(Data entries)
START

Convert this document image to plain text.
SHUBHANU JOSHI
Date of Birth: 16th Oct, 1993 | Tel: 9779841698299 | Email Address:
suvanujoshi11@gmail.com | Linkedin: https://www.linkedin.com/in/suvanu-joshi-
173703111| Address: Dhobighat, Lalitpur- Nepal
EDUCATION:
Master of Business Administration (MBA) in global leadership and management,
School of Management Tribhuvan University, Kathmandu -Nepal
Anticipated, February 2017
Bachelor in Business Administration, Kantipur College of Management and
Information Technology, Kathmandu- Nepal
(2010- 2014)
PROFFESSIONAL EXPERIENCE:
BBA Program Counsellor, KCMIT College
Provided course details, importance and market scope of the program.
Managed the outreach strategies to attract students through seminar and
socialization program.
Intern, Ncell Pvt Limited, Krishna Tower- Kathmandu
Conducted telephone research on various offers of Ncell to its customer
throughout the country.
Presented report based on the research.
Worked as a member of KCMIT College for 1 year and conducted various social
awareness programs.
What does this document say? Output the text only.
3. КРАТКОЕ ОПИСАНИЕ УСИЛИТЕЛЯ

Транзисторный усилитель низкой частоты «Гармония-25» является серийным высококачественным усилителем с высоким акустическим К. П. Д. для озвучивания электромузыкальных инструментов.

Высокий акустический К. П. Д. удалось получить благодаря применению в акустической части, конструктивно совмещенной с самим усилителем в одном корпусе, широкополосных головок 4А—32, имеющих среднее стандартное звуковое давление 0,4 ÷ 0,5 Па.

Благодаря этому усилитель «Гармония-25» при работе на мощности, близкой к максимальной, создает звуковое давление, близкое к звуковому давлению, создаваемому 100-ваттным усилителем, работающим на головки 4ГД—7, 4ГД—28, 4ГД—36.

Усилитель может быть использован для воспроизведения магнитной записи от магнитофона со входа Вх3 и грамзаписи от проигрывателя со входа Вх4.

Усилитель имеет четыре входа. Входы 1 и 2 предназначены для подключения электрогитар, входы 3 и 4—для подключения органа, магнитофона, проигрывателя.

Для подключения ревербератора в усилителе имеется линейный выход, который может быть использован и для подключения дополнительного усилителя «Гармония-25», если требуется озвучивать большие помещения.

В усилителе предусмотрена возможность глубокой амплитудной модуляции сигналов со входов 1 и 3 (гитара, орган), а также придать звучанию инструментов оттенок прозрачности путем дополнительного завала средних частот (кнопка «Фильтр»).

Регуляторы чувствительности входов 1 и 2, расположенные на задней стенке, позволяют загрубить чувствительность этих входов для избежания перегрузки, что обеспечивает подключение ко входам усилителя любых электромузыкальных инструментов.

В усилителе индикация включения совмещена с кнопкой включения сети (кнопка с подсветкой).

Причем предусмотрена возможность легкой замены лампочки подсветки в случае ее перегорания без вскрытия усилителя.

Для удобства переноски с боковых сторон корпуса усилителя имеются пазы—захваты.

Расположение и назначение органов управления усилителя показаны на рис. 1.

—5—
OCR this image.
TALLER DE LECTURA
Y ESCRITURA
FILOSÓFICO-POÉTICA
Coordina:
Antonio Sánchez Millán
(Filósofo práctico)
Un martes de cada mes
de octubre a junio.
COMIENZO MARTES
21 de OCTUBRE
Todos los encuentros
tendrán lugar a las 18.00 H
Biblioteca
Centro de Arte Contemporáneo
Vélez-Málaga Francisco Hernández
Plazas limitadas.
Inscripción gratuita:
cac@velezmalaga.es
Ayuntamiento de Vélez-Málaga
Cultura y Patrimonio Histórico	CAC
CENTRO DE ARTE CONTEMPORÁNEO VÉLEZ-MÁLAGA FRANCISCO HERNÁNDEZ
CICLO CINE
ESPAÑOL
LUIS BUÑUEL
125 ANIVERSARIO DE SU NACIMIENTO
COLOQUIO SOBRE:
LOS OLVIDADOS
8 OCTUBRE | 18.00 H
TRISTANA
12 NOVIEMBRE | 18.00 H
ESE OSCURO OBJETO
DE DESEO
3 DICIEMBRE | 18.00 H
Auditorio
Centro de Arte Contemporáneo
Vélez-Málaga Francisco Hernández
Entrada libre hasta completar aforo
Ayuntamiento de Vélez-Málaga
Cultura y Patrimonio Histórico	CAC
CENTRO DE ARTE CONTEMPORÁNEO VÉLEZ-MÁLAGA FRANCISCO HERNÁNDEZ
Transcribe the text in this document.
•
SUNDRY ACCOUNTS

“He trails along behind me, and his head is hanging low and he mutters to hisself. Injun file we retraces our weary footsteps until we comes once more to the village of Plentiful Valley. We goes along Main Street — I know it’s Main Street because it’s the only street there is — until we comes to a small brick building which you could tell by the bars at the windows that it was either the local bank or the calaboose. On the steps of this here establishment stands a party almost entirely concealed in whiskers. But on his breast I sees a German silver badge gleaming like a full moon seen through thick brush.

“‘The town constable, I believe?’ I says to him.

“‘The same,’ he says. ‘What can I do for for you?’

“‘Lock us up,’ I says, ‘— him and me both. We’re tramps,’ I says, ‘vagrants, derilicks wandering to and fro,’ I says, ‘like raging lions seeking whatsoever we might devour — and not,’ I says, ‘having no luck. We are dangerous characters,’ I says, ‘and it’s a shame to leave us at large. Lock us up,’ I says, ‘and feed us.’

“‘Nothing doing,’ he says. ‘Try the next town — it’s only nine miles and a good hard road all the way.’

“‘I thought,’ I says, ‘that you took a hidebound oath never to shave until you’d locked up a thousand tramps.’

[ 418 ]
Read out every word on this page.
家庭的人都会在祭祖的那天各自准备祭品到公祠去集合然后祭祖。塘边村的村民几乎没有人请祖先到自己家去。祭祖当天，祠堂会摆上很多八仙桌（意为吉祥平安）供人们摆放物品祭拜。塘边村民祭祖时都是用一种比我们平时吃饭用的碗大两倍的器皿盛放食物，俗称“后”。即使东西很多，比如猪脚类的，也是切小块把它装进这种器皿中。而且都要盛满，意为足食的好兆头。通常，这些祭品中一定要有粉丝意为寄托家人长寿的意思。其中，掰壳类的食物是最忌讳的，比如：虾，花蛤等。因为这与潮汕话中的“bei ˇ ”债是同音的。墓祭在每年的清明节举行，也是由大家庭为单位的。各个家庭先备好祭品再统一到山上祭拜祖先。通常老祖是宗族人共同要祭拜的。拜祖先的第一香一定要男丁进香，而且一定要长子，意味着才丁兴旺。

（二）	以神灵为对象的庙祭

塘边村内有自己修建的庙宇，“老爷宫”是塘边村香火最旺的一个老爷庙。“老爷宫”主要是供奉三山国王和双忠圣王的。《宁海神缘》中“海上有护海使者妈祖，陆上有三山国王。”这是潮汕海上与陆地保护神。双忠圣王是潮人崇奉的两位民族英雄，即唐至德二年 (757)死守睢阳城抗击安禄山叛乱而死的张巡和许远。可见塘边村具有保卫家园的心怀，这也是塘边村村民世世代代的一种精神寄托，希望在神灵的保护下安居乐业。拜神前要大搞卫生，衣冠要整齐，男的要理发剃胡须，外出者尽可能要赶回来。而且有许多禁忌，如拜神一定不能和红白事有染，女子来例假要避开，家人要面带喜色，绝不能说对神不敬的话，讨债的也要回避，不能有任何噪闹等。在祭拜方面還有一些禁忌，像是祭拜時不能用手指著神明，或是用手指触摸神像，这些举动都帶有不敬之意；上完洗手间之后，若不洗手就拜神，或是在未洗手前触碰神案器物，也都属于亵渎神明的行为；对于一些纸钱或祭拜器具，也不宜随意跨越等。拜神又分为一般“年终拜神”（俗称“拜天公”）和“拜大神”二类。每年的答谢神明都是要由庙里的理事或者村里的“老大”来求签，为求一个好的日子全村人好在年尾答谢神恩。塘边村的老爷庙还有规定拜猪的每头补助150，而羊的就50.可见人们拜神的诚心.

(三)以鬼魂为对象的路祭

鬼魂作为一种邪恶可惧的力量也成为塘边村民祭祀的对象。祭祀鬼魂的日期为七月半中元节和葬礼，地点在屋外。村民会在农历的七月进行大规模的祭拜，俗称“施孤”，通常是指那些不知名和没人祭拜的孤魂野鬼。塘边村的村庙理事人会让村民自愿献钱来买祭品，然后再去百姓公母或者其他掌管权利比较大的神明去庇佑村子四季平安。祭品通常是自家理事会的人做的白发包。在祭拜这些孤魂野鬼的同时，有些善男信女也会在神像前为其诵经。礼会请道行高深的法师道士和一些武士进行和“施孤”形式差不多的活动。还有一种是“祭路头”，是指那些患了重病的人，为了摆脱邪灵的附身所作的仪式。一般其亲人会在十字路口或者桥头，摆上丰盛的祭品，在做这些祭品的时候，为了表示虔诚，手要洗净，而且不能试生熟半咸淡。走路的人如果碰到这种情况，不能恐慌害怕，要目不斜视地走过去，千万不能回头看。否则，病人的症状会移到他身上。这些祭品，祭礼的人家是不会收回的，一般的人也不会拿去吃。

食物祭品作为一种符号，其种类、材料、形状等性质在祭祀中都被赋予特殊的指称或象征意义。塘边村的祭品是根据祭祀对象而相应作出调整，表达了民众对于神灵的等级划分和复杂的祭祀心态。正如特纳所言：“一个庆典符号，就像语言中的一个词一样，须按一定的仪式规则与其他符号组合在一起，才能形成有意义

END

**Required work**. Which lines of the data include "давление"? Copy each of them.

**Solved exercise**.
Высокий акустический К. П. Д. удалось получить благодаря применению в акустической части, конструктивно совмещенной с самим усилителем в одном корпусе, широкополосных головок 4А—32, имеющих среднее стандартное звуковое давление 0,4 ÷ 0,5 Па.
Благодаря этому усилитель «Гармония-25» при работе на мощности, близкой к максимальной, создает звуковое давление, близкое к звуковому давлению, создаваемому 100-ваттным усилителем, работающим на головки 4ГД—7, 4ГД—28, 4ГД—36.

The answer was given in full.